Information:

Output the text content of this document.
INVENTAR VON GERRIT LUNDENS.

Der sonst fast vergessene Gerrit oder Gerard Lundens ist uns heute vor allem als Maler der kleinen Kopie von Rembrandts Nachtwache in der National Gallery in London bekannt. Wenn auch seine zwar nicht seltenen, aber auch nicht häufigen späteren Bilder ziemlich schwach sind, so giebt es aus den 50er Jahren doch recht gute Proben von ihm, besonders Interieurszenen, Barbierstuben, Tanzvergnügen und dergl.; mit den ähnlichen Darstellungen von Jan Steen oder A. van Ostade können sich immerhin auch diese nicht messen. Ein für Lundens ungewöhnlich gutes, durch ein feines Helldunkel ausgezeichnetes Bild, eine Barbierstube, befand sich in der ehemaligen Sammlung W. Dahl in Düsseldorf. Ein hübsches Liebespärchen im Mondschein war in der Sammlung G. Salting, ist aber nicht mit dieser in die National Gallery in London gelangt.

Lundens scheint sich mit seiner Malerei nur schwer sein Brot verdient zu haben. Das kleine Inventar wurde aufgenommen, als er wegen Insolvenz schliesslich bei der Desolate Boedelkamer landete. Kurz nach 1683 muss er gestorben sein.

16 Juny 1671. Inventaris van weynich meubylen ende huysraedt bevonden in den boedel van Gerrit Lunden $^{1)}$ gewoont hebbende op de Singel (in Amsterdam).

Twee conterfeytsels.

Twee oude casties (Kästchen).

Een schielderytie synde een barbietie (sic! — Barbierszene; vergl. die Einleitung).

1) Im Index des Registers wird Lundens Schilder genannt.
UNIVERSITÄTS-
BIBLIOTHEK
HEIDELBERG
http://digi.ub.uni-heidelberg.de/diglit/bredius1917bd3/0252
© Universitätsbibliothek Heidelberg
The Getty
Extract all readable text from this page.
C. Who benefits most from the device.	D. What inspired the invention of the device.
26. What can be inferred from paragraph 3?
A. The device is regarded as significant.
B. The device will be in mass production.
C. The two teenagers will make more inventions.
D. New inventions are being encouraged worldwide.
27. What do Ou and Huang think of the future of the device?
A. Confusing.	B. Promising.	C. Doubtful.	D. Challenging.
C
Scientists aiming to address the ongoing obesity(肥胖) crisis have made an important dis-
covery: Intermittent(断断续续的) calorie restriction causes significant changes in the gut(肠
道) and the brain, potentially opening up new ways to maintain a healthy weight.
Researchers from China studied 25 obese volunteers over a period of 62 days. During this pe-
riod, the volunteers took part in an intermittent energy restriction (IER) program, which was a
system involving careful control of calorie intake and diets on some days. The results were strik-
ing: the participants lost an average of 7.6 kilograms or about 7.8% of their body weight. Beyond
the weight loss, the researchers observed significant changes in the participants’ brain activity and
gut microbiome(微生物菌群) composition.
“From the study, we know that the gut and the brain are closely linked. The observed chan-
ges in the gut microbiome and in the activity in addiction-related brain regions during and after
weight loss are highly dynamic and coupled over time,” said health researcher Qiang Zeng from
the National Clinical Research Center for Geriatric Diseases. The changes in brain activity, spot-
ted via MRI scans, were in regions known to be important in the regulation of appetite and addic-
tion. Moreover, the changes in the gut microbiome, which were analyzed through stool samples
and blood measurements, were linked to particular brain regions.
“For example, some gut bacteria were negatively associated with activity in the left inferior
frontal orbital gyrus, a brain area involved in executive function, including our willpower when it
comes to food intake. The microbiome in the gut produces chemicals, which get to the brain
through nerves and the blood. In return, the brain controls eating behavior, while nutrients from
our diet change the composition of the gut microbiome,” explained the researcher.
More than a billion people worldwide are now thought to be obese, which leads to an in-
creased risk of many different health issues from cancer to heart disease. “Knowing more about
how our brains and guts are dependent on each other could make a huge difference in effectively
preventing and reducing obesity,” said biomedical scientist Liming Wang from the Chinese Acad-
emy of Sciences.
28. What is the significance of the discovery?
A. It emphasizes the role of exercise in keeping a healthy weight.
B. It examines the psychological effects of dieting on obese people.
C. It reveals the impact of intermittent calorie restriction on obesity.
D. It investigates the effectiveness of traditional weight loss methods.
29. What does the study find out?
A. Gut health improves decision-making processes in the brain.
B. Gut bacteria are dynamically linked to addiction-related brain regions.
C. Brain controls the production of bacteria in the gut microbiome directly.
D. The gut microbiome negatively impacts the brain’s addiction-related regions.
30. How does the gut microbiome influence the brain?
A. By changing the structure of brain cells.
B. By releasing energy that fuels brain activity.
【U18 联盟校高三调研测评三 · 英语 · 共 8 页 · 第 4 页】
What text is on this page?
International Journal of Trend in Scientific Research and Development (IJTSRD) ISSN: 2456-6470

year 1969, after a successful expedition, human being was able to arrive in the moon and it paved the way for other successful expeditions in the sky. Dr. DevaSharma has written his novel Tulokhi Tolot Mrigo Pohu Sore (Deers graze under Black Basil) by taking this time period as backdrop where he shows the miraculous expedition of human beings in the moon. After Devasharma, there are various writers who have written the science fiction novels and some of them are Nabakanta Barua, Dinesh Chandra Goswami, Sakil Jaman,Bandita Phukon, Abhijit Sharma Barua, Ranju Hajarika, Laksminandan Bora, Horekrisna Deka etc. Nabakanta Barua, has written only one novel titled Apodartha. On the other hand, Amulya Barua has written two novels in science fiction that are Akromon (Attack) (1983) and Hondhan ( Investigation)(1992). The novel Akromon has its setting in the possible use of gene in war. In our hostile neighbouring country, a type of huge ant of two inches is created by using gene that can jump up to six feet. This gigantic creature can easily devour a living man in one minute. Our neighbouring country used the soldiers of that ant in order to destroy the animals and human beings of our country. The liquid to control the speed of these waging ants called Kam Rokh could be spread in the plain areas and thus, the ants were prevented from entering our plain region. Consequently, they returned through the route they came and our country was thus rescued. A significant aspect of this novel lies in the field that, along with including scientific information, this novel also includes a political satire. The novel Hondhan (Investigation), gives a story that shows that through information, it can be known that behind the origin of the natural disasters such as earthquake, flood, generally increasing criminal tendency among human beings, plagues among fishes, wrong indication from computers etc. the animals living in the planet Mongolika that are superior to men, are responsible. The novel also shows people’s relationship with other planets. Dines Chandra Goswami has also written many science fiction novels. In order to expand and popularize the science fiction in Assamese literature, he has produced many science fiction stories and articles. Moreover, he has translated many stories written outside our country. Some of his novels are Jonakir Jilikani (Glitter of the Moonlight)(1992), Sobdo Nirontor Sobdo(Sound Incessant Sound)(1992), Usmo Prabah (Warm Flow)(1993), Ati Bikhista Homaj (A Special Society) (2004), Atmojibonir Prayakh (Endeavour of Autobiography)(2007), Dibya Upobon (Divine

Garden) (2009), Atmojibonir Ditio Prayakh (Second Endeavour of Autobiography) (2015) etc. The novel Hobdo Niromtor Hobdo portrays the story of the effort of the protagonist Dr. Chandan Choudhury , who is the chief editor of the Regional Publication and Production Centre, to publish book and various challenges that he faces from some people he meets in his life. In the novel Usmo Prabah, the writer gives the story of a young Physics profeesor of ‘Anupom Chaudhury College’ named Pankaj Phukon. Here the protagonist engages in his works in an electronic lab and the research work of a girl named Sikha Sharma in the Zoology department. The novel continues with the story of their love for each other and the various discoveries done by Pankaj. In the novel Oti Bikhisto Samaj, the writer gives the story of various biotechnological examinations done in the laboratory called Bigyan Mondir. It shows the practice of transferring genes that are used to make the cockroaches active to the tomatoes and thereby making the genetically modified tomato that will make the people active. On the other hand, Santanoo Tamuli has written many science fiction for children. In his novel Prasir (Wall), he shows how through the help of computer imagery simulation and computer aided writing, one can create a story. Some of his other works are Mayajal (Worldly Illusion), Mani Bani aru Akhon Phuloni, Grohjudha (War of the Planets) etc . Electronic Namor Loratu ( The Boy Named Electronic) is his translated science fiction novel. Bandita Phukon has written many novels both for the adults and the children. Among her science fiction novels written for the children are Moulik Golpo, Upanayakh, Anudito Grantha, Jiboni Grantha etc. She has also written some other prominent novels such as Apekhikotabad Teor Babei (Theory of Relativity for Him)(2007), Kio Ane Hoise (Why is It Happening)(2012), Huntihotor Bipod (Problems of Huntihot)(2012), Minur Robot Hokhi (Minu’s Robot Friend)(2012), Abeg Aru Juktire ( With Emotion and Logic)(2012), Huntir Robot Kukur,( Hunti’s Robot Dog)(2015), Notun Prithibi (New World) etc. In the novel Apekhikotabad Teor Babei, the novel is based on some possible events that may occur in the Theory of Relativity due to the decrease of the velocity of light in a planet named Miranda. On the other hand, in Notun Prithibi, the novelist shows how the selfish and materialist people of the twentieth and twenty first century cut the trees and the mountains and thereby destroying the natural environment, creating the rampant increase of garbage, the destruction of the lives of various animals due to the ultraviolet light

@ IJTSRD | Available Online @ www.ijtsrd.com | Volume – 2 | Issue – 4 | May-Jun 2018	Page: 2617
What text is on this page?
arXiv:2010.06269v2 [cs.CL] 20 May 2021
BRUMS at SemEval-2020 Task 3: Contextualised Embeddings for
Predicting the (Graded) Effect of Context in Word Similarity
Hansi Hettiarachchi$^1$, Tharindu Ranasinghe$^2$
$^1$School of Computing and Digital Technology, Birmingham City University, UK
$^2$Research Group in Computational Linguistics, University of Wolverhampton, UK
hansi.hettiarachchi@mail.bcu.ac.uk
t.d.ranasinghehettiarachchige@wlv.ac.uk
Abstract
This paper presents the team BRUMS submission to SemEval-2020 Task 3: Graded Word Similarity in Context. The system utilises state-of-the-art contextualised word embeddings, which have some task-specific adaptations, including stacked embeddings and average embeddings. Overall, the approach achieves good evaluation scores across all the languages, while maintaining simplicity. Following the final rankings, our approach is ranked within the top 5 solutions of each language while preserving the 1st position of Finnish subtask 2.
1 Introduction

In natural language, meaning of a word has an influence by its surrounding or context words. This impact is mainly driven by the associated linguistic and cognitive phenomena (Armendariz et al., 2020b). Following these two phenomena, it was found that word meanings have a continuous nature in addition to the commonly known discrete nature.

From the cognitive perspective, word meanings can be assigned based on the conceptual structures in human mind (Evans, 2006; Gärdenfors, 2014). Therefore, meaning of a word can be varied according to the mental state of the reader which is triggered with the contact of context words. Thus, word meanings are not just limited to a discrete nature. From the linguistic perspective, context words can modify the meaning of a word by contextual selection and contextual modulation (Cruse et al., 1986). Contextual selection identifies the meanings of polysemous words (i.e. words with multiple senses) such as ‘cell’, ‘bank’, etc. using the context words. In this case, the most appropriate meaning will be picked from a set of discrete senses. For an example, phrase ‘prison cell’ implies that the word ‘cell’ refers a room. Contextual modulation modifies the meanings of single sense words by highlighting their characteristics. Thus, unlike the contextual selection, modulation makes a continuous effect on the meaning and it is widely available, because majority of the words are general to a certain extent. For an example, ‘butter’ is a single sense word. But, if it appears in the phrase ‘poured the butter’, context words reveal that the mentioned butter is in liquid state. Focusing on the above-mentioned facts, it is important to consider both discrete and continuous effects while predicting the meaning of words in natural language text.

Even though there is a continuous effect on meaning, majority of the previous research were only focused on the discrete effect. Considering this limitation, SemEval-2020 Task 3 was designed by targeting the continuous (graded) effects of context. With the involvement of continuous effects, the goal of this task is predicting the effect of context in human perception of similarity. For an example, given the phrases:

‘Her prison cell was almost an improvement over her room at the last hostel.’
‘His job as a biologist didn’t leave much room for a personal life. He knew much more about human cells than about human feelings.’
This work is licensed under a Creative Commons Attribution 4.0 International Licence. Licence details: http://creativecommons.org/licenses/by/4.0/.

What you will do: For the string "negatively", go through the entries above and copy each line where it occurs.

Result of this task:
“For example, some gut bacteria were negatively associated with activity in the left inferior
D. The gut microbiome negatively impacts the brain’s addiction-related regions.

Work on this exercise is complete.